Objective — In the material below, find every line with "activities" and pull it out.

Collected data entries
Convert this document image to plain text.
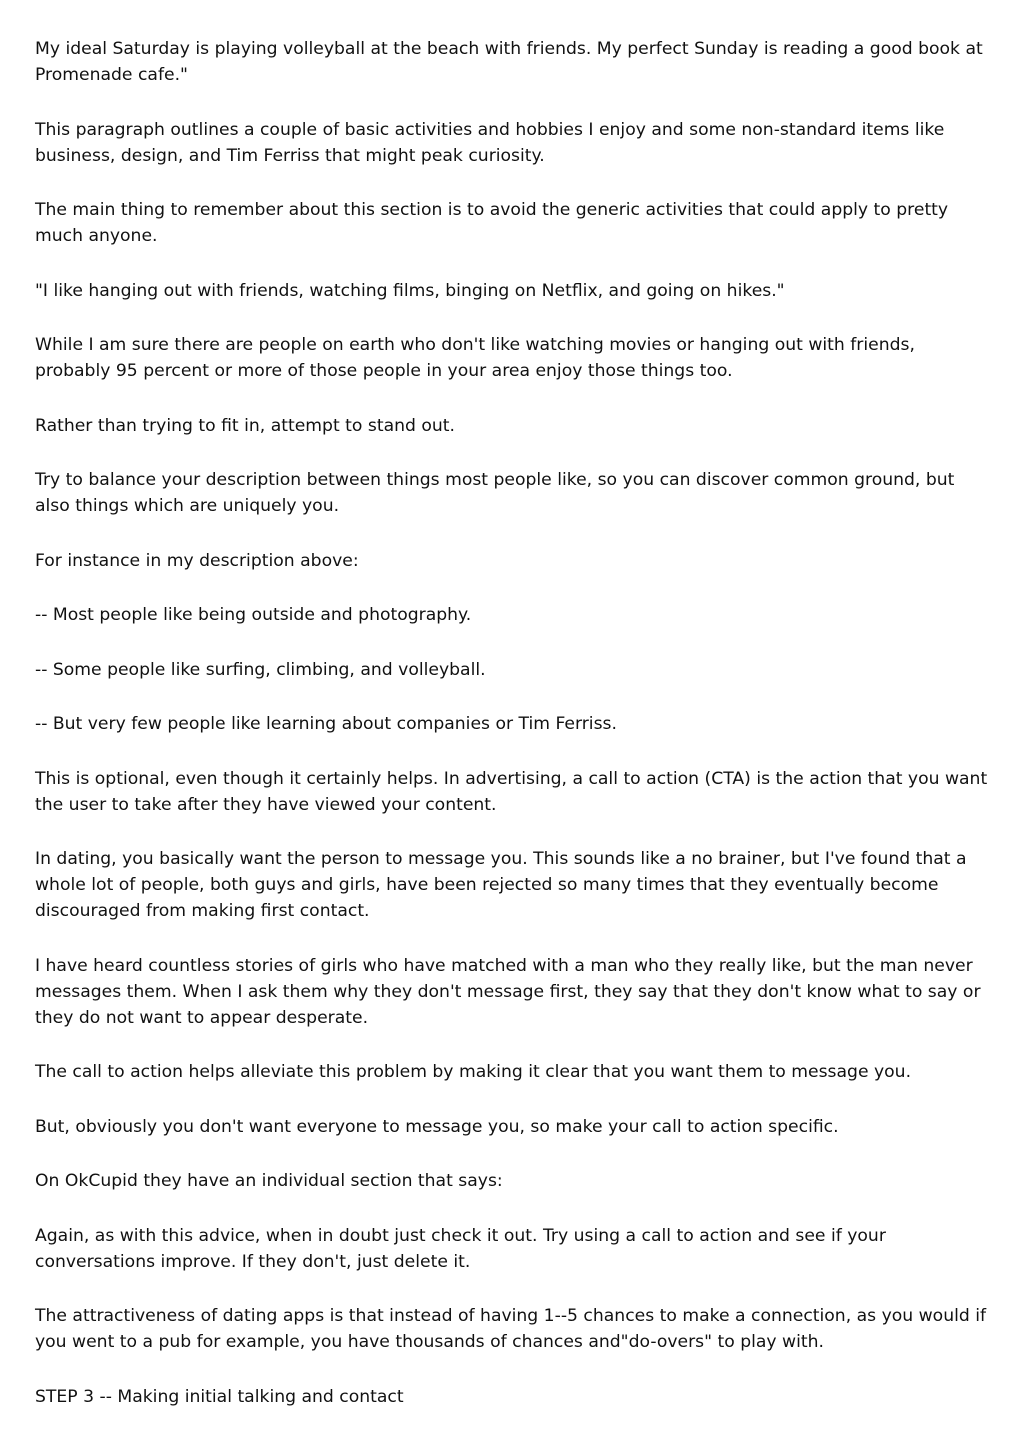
My ideal Saturday is playing volleyball at the beach with friends. My perfect Sunday is reading a good book at Promenade cafe."

This paragraph outlines a couple of basic activities and hobbies I enjoy and some non-standard items like business, design, and Tim Ferriss that might peak curiosity.

The main thing to remember about this section is to avoid the generic activities that could apply to pretty much anyone.

"I like hanging out with friends, watching films, binging on Netflix, and going on hikes."

While I am sure there are people on earth who don't like watching movies or hanging out with friends, probably 95 percent or more of those people in your area enjoy those things too.

Rather than trying to fit in, attempt to stand out.

Try to balance your description between things most people like, so you can discover common ground, but also things which are uniquely you.

For instance in my description above:

-- Most people like being outside and photography.

-- Some people like surfing, climbing, and volleyball.

-- But very few people like learning about companies or Tim Ferriss.

This is optional, even though it certainly helps. In advertising, a call to action (CTA) is the action that you want the user to take after they have viewed your content.

In dating, you basically want the person to message you. This sounds like a no brainer, but I've found that a whole lot of people, both guys and girls, have been rejected so many times that they eventually become discouraged from making first contact.

I have heard countless stories of girls who have matched with a man who they really like, but the man never messages them. When I ask them why they don't message first, they say that they don't know what to say or they do not want to appear desperate.

The call to action helps alleviate this problem by making it clear that you want them to message you.

But, obviously you don't want everyone to message you, so make your call to action specific.

On OkCupid they have an individual section that says:

Again, as with this advice, when in doubt just check it out. Try using a call to action and see if your conversations improve. If they don't, just delete it.

The attractiveness of dating apps is that instead of having 1--5 chances to make a connection, as you would if you went to a pub for example, you have thousands of chances and"do-overs" to play with.

STEP 3 -- Making initial talking and contact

Solution —
This paragraph outlines a couple of basic activities and hobbies I enjoy and some non-standard items like business, design, and Tim Ferriss that might peak curiosity.
The main thing to remember about this section is to avoid the generic activities that could apply to pretty much anyone.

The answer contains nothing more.